* _Problem details_
Using the data below, gather each line that includes the word "services".

Collected data entries
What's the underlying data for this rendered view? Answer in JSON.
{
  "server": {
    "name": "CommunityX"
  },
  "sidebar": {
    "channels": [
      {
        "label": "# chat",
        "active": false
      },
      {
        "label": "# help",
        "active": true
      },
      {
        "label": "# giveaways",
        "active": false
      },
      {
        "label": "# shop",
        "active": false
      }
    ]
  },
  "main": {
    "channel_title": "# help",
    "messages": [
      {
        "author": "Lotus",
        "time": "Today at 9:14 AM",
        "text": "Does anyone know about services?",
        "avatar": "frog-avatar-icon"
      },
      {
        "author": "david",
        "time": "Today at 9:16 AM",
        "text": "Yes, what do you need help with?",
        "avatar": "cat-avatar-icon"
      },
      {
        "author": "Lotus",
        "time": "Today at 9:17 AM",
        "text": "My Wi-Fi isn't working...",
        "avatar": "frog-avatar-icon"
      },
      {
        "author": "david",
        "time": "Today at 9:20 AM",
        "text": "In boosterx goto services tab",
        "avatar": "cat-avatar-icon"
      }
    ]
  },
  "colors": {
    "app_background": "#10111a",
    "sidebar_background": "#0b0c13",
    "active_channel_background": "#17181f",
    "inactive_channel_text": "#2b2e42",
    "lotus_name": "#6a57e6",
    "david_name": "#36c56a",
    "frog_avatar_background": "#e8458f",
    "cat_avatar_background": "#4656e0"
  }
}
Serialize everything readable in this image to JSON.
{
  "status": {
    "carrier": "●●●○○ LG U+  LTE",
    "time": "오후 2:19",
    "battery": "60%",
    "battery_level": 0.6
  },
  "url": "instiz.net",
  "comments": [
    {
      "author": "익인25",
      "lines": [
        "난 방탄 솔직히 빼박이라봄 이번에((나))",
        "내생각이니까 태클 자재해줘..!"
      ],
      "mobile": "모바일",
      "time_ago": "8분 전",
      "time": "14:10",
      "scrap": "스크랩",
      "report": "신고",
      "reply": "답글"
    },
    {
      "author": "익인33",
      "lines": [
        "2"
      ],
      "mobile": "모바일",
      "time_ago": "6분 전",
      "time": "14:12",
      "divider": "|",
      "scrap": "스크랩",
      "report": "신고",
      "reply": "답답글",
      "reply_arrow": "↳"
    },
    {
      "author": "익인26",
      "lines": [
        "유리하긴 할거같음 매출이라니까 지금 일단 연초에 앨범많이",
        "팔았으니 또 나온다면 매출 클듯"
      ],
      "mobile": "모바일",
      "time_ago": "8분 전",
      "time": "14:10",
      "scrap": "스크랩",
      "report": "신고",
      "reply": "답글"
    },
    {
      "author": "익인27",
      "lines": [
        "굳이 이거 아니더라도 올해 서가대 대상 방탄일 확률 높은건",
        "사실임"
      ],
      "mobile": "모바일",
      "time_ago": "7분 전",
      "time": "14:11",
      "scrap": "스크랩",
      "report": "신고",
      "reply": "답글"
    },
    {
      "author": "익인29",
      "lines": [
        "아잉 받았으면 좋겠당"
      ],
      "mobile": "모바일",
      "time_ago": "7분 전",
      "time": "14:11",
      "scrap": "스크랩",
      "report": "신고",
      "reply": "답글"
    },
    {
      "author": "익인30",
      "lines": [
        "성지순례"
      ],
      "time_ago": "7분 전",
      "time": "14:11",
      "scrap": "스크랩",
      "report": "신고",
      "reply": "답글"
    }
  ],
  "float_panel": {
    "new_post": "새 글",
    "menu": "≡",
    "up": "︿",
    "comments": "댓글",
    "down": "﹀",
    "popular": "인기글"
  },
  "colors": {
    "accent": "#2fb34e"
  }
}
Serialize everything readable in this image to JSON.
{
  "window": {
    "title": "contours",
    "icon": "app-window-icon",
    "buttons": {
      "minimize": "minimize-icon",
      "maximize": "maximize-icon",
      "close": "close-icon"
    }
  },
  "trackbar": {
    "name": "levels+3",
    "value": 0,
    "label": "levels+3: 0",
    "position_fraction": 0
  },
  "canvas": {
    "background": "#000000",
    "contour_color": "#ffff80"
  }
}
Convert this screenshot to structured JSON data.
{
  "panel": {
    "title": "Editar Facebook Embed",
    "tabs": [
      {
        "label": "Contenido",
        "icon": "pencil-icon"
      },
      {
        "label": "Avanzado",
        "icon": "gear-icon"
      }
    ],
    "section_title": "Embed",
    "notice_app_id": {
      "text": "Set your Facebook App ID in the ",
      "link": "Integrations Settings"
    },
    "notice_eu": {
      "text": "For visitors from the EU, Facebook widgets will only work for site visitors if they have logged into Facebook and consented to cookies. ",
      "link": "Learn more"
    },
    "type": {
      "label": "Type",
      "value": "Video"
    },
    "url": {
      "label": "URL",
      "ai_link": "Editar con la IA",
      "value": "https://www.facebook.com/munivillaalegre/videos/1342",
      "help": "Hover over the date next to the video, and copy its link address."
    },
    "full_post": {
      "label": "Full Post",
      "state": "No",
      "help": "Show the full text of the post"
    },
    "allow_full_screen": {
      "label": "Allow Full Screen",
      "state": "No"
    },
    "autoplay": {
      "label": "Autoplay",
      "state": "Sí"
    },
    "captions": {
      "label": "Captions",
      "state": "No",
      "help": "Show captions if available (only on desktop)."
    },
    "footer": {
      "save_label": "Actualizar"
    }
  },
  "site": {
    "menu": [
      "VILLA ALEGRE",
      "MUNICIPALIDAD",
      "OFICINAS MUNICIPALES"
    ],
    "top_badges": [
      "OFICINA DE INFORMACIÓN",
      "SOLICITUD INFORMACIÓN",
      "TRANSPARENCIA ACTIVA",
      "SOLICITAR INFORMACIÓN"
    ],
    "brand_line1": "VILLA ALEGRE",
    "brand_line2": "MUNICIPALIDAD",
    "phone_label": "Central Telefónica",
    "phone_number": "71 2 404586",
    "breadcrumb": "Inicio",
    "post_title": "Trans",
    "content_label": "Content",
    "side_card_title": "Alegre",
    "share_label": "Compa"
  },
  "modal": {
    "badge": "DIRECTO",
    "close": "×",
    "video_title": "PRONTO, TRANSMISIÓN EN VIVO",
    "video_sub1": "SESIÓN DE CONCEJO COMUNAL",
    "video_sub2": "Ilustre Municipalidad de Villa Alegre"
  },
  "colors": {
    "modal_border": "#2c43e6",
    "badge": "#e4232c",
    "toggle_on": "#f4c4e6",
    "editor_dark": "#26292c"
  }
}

* _Solved problem_
        "text": "Does anyone know about services?",
        "text": "In boosterx goto services tab",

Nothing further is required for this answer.